Output all lines exactly.
>> start
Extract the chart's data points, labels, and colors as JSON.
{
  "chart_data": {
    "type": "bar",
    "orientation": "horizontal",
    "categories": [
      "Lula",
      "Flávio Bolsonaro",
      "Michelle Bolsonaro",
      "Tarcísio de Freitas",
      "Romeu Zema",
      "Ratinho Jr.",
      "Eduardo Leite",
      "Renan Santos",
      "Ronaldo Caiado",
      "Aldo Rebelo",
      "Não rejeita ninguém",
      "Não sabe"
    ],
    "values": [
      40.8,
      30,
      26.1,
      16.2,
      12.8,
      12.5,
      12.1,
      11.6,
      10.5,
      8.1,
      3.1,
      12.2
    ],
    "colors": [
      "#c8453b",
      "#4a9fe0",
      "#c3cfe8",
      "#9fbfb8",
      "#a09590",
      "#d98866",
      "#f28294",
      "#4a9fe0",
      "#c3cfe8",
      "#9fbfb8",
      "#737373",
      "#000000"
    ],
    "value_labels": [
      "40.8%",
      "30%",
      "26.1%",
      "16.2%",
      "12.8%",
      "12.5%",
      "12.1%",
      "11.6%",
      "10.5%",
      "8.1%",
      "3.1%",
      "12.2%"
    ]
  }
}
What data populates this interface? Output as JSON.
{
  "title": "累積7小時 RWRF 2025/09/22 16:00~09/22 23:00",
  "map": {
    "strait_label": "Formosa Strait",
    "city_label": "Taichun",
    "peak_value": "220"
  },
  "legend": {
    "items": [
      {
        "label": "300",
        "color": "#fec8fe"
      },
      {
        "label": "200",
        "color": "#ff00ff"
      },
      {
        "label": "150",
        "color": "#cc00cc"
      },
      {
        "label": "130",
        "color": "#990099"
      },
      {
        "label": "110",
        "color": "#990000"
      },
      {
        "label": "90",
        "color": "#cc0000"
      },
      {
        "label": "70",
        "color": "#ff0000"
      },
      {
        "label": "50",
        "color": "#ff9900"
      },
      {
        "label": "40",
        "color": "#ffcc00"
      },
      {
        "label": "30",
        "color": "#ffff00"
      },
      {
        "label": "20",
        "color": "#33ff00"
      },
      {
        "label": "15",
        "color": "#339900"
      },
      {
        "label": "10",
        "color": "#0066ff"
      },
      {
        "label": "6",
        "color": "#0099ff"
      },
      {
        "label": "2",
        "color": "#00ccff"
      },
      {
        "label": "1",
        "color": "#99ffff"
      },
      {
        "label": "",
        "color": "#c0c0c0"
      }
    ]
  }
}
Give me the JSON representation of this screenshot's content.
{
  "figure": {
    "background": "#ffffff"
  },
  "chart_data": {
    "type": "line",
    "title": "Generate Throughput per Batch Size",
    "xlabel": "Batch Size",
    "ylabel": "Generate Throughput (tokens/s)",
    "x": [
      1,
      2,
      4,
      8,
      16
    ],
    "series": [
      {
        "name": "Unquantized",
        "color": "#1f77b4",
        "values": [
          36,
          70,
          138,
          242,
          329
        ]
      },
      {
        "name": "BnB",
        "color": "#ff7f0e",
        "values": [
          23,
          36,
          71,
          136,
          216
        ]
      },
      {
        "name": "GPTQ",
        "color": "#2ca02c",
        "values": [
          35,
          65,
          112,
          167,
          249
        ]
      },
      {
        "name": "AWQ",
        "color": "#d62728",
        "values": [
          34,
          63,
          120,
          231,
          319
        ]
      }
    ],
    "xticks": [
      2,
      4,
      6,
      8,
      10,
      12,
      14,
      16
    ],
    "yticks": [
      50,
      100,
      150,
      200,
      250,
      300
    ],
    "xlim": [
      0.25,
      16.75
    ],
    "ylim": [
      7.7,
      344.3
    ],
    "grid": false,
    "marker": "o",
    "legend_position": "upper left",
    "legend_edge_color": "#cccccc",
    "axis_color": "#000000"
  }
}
>> end
== ANSWER FOR THE TASK ==
Extract the chart's data points, labels, and colors as JSON.
{
  "chart_data": {
    "type": "bar",
    "orientation": "horizontal",
    "categories": [
      "Lula",
      "Flávio Bolsonaro",
      "Michelle Bolsonaro",
      "Tarcísio de Freitas",
      "Romeu Zema",
      "Ratinho Jr.",
      "Eduardo Leite",
      "Renan Santos",
      "Ronaldo Caiado",
      "Aldo Rebelo",
      "Não rejeita ninguém",
      "Não sabe"
    ],
    "values": [
      40.8,
      30,
      26.1,
      16.2,
      12.8,
      12.5,
      12.1,
      11.6,
      10.5,
      8.1,
      3.1,
      12.2
    ],
    "colors": [
      "#c8453b",
      "#4a9fe0",
      "#c3cfe8",
      "#9fbfb8",
      "#a09590",
      "#d98866",
      "#f28294",
      "#4a9fe0",
      "#c3cfe8",
      "#9fbfb8",
      "#737373",
      "#000000"
    ],
    "value_labels": [
      "40.8%",
      "30%",
      "26.1%",
      "16.2%",
      "12.8%",
      "12.5%",
      "12.1%",
      "11.6%",
      "10.5%",
      "8.1%",
      "3.1%",
      "12.2%"
    ]
  }
}
What data populates this interface? Output as JSON.
{
  "title": "累積7小時 RWRF 2025/09/22 16:00~09/22 23:00",
  "map": {
    "strait_label": "Formosa Strait",
    "city_label": "Taichun",
    "peak_value": "220"
  },
  "legend": {
    "items": [
      {
        "label": "300",
        "color": "#fec8fe"
      },
      {
        "label": "200",
        "color": "#ff00ff"
      },
      {
        "label": "150",
        "color": "#cc00cc"
      },
      {
        "label": "130",
        "color": "#990099"
      },
      {
        "label": "110",
        "color": "#990000"
      },
      {
        "label": "90",
        "color": "#cc0000"
      },
      {
        "label": "70",
        "color": "#ff0000"
      },
      {
        "label": "50",
        "color": "#ff9900"
      },
      {
        "label": "40",
        "color": "#ffcc00"
      },
      {
        "label": "30",
        "color": "#ffff00"
      },
      {
        "label": "20",
        "color": "#33ff00"
      },
      {
        "label": "15",
        "color": "#339900"
      },
      {
        "label": "10",
        "color": "#0066ff"
      },
      {
        "label": "6",
        "color": "#0099ff"
      },
      {
        "label": "2",
        "color": "#00ccff"
      },
      {
        "label": "1",
        "color": "#99ffff"
      },
      {
        "label": "",
        "color": "#c0c0c0"
      }
    ]
  }
}
Give me the JSON representation of this screenshot's content.
{
  "figure": {
    "background": "#ffffff"
  },
  "chart_data": {
    "type": "line",
    "title": "Generate Throughput per Batch Size",
    "xlabel": "Batch Size",
    "ylabel": "Generate Throughput (tokens/s)",
    "x": [
      1,
      2,
      4,
      8,
      16
    ],
    "series": [
      {
        "name": "Unquantized",
        "color": "#1f77b4",
        "values": [
          36,
          70,
          138,
          242,
          329
        ]
      },
      {
        "name": "BnB",
        "color": "#ff7f0e",
        "values": [
          23,
          36,
          71,
          136,
          216
        ]
      },
      {
        "name": "GPTQ",
        "color": "#2ca02c",
        "values": [
          35,
          65,
          112,
          167,
          249
        ]
      },
      {
        "name": "AWQ",
        "color": "#d62728",
        "values": [
          34,
          63,
          120,
          231,
          319
        ]
      }
    ],
    "xticks": [
      2,
      4,
      6,
      8,
      10,
      12,
      14,
      16
    ],
    "yticks": [
      50,
      100,
      150,
      200,
      250,
      300
    ],
    "xlim": [
      0.25,
      16.75
    ],
    "ylim": [
      7.7,
      344.3
    ],
    "grid": false,
    "marker": "o",
    "legend_position": "upper left",
    "legend_edge_color": "#cccccc",
    "axis_color": "#000000"
  }
}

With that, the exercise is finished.